● **Set problem**: Extract the listing in its entirety, keeping each line identical to the original.

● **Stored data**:
>> BEGIN

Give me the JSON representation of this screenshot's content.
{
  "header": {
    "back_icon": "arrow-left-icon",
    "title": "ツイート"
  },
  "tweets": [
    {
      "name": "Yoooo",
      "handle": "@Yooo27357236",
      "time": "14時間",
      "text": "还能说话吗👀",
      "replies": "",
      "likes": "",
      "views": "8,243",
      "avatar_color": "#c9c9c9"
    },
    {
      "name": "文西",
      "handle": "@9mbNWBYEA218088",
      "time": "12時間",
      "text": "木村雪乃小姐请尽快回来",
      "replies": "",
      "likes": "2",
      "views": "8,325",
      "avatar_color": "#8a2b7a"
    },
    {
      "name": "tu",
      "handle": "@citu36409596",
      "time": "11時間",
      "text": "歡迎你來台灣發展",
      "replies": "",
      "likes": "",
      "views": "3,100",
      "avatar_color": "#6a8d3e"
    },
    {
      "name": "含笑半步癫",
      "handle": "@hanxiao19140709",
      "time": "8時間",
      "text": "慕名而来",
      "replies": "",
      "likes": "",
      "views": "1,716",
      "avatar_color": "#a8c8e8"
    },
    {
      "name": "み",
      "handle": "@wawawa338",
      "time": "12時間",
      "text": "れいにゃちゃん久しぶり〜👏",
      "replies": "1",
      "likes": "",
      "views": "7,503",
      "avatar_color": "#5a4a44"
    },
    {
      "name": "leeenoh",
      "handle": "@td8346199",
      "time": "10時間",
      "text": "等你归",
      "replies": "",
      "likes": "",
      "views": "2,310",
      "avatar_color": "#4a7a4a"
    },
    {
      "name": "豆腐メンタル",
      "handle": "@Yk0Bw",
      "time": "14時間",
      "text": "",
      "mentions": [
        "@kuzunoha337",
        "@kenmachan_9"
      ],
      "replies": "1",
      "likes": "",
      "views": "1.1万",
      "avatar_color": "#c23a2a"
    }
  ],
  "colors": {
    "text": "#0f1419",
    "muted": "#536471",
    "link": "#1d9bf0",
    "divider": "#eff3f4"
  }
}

>> END

● **Completed task**:
Give me the JSON representation of this screenshot's content.
{
  "header": {
    "back_icon": "arrow-left-icon",
    "title": "ツイート"
  },
  "tweets": [
    {
      "name": "Yoooo",
      "handle": "@Yooo27357236",
      "time": "14時間",
      "text": "还能说话吗👀",
      "replies": "",
      "likes": "",
      "views": "8,243",
      "avatar_color": "#c9c9c9"
    },
    {
      "name": "文西",
      "handle": "@9mbNWBYEA218088",
      "time": "12時間",
      "text": "木村雪乃小姐请尽快回来",
      "replies": "",
      "likes": "2",
      "views": "8,325",
      "avatar_color": "#8a2b7a"
    },
    {
      "name": "tu",
      "handle": "@citu36409596",
      "time": "11時間",
      "text": "歡迎你來台灣發展",
      "replies": "",
      "likes": "",
      "views": "3,100",
      "avatar_color": "#6a8d3e"
    },
    {
      "name": "含笑半步癫",
      "handle": "@hanxiao19140709",
      "time": "8時間",
      "text": "慕名而来",
      "replies": "",
      "likes": "",
      "views": "1,716",
      "avatar_color": "#a8c8e8"
    },
    {
      "name": "み",
      "handle": "@wawawa338",
      "time": "12時間",
      "text": "れいにゃちゃん久しぶり〜👏",
      "replies": "1",
      "likes": "",
      "views": "7,503",
      "avatar_color": "#5a4a44"
    },
    {
      "name": "leeenoh",
      "handle": "@td8346199",
      "time": "10時間",
      "text": "等你归",
      "replies": "",
      "likes": "",
      "views": "2,310",
      "avatar_color": "#4a7a4a"
    },
    {
      "name": "豆腐メンタル",
      "handle": "@Yk0Bw",
      "time": "14時間",
      "text": "",
      "mentions": [
        "@kuzunoha337",
        "@kenmachan_9"
      ],
      "replies": "1",
      "likes": "",
      "views": "1.1万",
      "avatar_color": "#c23a2a"
    }
  ],
  "colors": {
    "text": "#0f1419",
    "muted": "#536471",
    "link": "#1d9bf0",
    "divider": "#eff3f4"
  }
}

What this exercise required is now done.